**Dataset entries on figures:**
┌──

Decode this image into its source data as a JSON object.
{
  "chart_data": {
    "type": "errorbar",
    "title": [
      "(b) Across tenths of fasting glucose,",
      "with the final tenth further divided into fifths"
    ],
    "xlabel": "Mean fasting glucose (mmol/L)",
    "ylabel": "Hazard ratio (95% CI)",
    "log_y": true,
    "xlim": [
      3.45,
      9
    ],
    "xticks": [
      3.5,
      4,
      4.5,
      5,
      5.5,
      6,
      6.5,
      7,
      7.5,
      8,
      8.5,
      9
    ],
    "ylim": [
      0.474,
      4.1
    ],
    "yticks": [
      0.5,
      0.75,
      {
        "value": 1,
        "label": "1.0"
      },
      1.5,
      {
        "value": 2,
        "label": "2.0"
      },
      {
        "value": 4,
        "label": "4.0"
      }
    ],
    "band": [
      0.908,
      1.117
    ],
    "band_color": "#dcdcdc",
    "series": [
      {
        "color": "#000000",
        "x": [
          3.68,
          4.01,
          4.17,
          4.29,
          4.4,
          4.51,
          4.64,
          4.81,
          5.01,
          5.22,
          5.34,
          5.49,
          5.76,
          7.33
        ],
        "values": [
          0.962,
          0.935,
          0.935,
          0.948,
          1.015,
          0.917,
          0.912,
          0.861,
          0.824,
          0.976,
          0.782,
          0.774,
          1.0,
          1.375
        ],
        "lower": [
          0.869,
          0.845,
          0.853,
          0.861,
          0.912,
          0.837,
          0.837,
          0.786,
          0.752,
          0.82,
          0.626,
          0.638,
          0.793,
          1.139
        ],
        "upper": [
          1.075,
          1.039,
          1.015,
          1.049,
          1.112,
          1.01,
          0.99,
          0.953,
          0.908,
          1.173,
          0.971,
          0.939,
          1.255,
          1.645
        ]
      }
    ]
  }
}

└──

**Do this:** Copy out all of the records above with nothing altered.

**Full output:**
Decode this image into its source data as a JSON object.
{
  "chart_data": {
    "type": "errorbar",
    "title": [
      "(b) Across tenths of fasting glucose,",
      "with the final tenth further divided into fifths"
    ],
    "xlabel": "Mean fasting glucose (mmol/L)",
    "ylabel": "Hazard ratio (95% CI)",
    "log_y": true,
    "xlim": [
      3.45,
      9
    ],
    "xticks": [
      3.5,
      4,
      4.5,
      5,
      5.5,
      6,
      6.5,
      7,
      7.5,
      8,
      8.5,
      9
    ],
    "ylim": [
      0.474,
      4.1
    ],
    "yticks": [
      0.5,
      0.75,
      {
        "value": 1,
        "label": "1.0"
      },
      1.5,
      {
        "value": 2,
        "label": "2.0"
      },
      {
        "value": 4,
        "label": "4.0"
      }
    ],
    "band": [
      0.908,
      1.117
    ],
    "band_color": "#dcdcdc",
    "series": [
      {
        "color": "#000000",
        "x": [
          3.68,
          4.01,
          4.17,
          4.29,
          4.4,
          4.51,
          4.64,
          4.81,
          5.01,
          5.22,
          5.34,
          5.49,
          5.76,
          7.33
        ],
        "values": [
          0.962,
          0.935,
          0.935,
          0.948,
          1.015,
          0.917,
          0.912,
          0.861,
          0.824,
          0.976,
          0.782,
          0.774,
          1.0,
          1.375
        ],
        "lower": [
          0.869,
          0.845,
          0.853,
          0.861,
          0.912,
          0.837,
          0.837,
          0.786,
          0.752,
          0.82,
          0.626,
          0.638,
          0.793,
          1.139
        ],
        "upper": [
          1.075,
          1.039,
          1.015,
          1.049,
          1.112,
          1.01,
          0.99,
          0.953,
          0.908,
          1.173,
          0.971,
          0.939,
          1.255,
          1.645
        ]
      }
    ]
  }
}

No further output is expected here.